Given exercise: Present the following data again exactly as it is shown.
### Task data ###
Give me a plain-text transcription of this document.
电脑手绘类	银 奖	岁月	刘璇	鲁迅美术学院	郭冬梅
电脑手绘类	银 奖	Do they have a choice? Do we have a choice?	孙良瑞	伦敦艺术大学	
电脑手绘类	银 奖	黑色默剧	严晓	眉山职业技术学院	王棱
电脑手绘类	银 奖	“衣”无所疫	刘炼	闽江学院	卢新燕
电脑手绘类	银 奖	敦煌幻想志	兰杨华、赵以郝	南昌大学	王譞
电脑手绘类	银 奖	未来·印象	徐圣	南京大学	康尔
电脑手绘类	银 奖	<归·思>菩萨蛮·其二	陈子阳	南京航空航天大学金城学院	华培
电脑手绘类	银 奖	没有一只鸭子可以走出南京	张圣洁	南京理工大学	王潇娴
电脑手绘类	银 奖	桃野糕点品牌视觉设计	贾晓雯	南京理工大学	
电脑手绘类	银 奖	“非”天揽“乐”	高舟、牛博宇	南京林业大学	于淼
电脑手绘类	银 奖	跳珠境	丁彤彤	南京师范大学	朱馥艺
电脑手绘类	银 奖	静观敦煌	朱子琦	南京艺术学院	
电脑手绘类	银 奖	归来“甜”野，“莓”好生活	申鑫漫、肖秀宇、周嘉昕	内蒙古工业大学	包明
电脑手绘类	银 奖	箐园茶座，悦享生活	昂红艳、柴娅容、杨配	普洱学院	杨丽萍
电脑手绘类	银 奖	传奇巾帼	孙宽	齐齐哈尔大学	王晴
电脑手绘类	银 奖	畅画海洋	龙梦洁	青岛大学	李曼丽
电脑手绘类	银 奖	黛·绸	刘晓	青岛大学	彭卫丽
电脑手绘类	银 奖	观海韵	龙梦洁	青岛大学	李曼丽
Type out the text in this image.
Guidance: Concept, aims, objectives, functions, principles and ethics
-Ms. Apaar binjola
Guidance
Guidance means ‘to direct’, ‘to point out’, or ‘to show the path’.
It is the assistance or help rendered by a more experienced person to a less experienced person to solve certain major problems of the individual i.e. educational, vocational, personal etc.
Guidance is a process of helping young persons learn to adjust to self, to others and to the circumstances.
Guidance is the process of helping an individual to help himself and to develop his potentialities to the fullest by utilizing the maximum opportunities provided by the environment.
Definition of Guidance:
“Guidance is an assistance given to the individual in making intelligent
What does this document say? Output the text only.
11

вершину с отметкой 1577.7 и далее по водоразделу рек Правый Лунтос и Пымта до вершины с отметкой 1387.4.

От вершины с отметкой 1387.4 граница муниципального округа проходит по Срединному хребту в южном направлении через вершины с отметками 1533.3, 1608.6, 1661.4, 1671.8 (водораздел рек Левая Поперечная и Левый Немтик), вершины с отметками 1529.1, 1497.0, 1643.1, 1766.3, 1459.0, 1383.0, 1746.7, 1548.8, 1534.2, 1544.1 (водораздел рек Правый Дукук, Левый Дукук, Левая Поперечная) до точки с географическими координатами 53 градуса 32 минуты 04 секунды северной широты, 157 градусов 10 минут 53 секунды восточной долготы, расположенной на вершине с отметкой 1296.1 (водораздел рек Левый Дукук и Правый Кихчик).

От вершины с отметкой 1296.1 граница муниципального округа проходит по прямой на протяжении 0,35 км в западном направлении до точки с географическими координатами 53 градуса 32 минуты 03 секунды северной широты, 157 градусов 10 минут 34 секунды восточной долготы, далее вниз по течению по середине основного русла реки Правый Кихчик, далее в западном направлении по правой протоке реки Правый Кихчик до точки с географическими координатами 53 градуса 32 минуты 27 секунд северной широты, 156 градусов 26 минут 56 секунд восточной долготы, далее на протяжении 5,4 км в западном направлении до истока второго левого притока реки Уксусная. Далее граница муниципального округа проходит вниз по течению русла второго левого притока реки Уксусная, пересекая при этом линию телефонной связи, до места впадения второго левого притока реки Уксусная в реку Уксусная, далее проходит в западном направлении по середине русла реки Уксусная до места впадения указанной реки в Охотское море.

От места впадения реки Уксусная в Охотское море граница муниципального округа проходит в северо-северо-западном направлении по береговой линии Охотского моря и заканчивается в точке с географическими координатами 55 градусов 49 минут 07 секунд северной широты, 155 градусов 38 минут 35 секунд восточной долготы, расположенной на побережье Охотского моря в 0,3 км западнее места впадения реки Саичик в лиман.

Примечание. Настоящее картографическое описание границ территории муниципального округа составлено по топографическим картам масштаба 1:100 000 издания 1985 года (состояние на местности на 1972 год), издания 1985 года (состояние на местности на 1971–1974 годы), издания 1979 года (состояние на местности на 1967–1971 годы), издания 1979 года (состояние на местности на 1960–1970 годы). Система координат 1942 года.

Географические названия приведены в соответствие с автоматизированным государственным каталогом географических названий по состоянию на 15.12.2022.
###
The response:
Give me a plain-text transcription of this document.
电脑手绘类	银 奖	岁月	刘璇	鲁迅美术学院	郭冬梅
电脑手绘类	银 奖	Do they have a choice? Do we have a choice?	孙良瑞	伦敦艺术大学	
电脑手绘类	银 奖	黑色默剧	严晓	眉山职业技术学院	王棱
电脑手绘类	银 奖	“衣”无所疫	刘炼	闽江学院	卢新燕
电脑手绘类	银 奖	敦煌幻想志	兰杨华、赵以郝	南昌大学	王譞
电脑手绘类	银 奖	未来·印象	徐圣	南京大学	康尔
电脑手绘类	银 奖	<归·思>菩萨蛮·其二	陈子阳	南京航空航天大学金城学院	华培
电脑手绘类	银 奖	没有一只鸭子可以走出南京	张圣洁	南京理工大学	王潇娴
电脑手绘类	银 奖	桃野糕点品牌视觉设计	贾晓雯	南京理工大学	
电脑手绘类	银 奖	“非”天揽“乐”	高舟、牛博宇	南京林业大学	于淼
电脑手绘类	银 奖	跳珠境	丁彤彤	南京师范大学	朱馥艺
电脑手绘类	银 奖	静观敦煌	朱子琦	南京艺术学院	
电脑手绘类	银 奖	归来“甜”野，“莓”好生活	申鑫漫、肖秀宇、周嘉昕	内蒙古工业大学	包明
电脑手绘类	银 奖	箐园茶座，悦享生活	昂红艳、柴娅容、杨配	普洱学院	杨丽萍
电脑手绘类	银 奖	传奇巾帼	孙宽	齐齐哈尔大学	王晴
电脑手绘类	银 奖	畅画海洋	龙梦洁	青岛大学	李曼丽
电脑手绘类	银 奖	黛·绸	刘晓	青岛大学	彭卫丽
电脑手绘类	银 奖	观海韵	龙梦洁	青岛大学	李曼丽
Type out the text in this image.
Guidance: Concept, aims, objectives, functions, principles and ethics
-Ms. Apaar binjola
Guidance
Guidance means ‘to direct’, ‘to point out’, or ‘to show the path’.
It is the assistance or help rendered by a more experienced person to a less experienced person to solve certain major problems of the individual i.e. educational, vocational, personal etc.
Guidance is a process of helping young persons learn to adjust to self, to others and to the circumstances.
Guidance is the process of helping an individual to help himself and to develop his potentialities to the fullest by utilizing the maximum opportunities provided by the environment.
Definition of Guidance:
“Guidance is an assistance given to the individual in making intelligent
What does this document say? Output the text only.
11

вершину с отметкой 1577.7 и далее по водоразделу рек Правый Лунтос и Пымта до вершины с отметкой 1387.4.

От вершины с отметкой 1387.4 граница муниципального округа проходит по Срединному хребту в южном направлении через вершины с отметками 1533.3, 1608.6, 1661.4, 1671.8 (водораздел рек Левая Поперечная и Левый Немтик), вершины с отметками 1529.1, 1497.0, 1643.1, 1766.3, 1459.0, 1383.0, 1746.7, 1548.8, 1534.2, 1544.1 (водораздел рек Правый Дукук, Левый Дукук, Левая Поперечная) до точки с географическими координатами 53 градуса 32 минуты 04 секунды северной широты, 157 градусов 10 минут 53 секунды восточной долготы, расположенной на вершине с отметкой 1296.1 (водораздел рек Левый Дукук и Правый Кихчик).

От вершины с отметкой 1296.1 граница муниципального округа проходит по прямой на протяжении 0,35 км в западном направлении до точки с географическими координатами 53 градуса 32 минуты 03 секунды северной широты, 157 градусов 10 минут 34 секунды восточной долготы, далее вниз по течению по середине основного русла реки Правый Кихчик, далее в западном направлении по правой протоке реки Правый Кихчик до точки с географическими координатами 53 градуса 32 минуты 27 секунд северной широты, 156 градусов 26 минут 56 секунд восточной долготы, далее на протяжении 5,4 км в западном направлении до истока второго левого притока реки Уксусная. Далее граница муниципального округа проходит вниз по течению русла второго левого притока реки Уксусная, пересекая при этом линию телефонной связи, до места впадения второго левого притока реки Уксусная в реку Уксусная, далее проходит в западном направлении по середине русла реки Уксусная до места впадения указанной реки в Охотское море.

От места впадения реки Уксусная в Охотское море граница муниципального округа проходит в северо-северо-западном направлении по береговой линии Охотского моря и заканчивается в точке с географическими координатами 55 градусов 49 минут 07 секунд северной широты, 155 градусов 38 минут 35 секунд восточной долготы, расположенной на побережье Охотского моря в 0,3 км западнее места впадения реки Саичик в лиман.

Примечание. Настоящее картографическое описание границ территории муниципального округа составлено по топографическим картам масштаба 1:100 000 издания 1985 года (состояние на местности на 1972 год), издания 1985 года (состояние на местности на 1971–1974 годы), издания 1979 года (состояние на местности на 1967–1971 годы), издания 1979 года (состояние на местности на 1960–1970 годы). Система координат 1942 года.

Географические названия приведены в соответствие с автоматизированным государственным каталогом географических названий по состоянию на 15.12.2022.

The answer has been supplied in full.